Input records ::
# # # # #
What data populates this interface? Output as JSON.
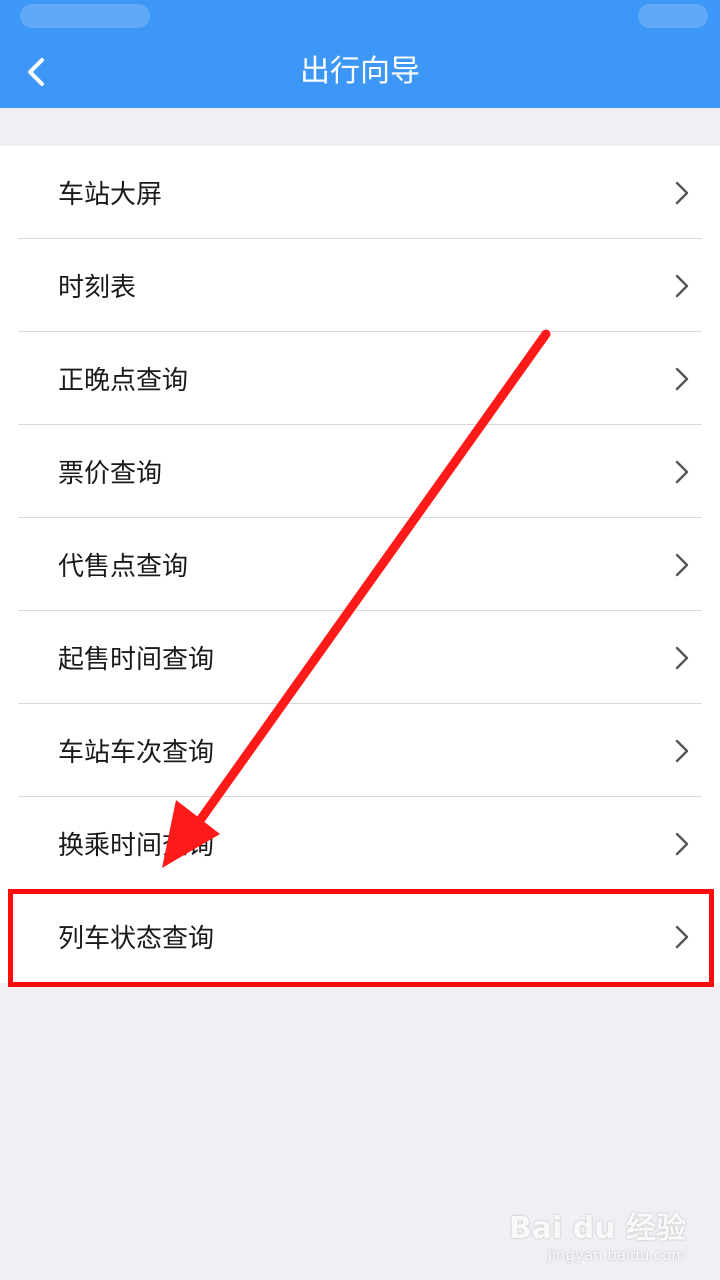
{
  "header": {
    "title": "出行向导",
    "back_icon": "chevron-left-icon",
    "background_color": "#3d97f6"
  },
  "menu": {
    "items": [
      {
        "label": "车站大屏",
        "icon": "chevron-right-icon"
      },
      {
        "label": "时刻表",
        "icon": "chevron-right-icon"
      },
      {
        "label": "正晚点查询",
        "icon": "chevron-right-icon"
      },
      {
        "label": "票价查询",
        "icon": "chevron-right-icon"
      },
      {
        "label": "代售点查询",
        "icon": "chevron-right-icon"
      },
      {
        "label": "起售时间查询",
        "icon": "chevron-right-icon"
      },
      {
        "label": "车站车次查询",
        "icon": "chevron-right-icon"
      },
      {
        "label": "换乘时间查询",
        "icon": "chevron-right-icon"
      },
      {
        "label": "列车状态查询",
        "icon": "chevron-right-icon",
        "highlighted": true
      }
    ]
  },
  "annotation": {
    "highlight_color": "#ff0a0a"
  },
  "watermark": {
    "main": "Bai du 经验",
    "sub": "jingyan.baidu.com"
  }
}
# # # # #
Given request :: Reproduce the records, all of them, word for word; omit the pictures.

Problem solution ::
What data populates this interface? Output as JSON.
{
  "header": {
    "title": "出行向导",
    "back_icon": "chevron-left-icon",
    "background_color": "#3d97f6"
  },
  "menu": {
    "items": [
      {
        "label": "车站大屏",
        "icon": "chevron-right-icon"
      },
      {
        "label": "时刻表",
        "icon": "chevron-right-icon"
      },
      {
        "label": "正晚点查询",
        "icon": "chevron-right-icon"
      },
      {
        "label": "票价查询",
        "icon": "chevron-right-icon"
      },
      {
        "label": "代售点查询",
        "icon": "chevron-right-icon"
      },
      {
        "label": "起售时间查询",
        "icon": "chevron-right-icon"
      },
      {
        "label": "车站车次查询",
        "icon": "chevron-right-icon"
      },
      {
        "label": "换乘时间查询",
        "icon": "chevron-right-icon"
      },
      {
        "label": "列车状态查询",
        "icon": "chevron-right-icon",
        "highlighted": true
      }
    ]
  },
  "annotation": {
    "highlight_color": "#ff0a0a"
  },
  "watermark": {
    "main": "Bai du 经验",
    "sub": "jingyan.baidu.com"
  }
}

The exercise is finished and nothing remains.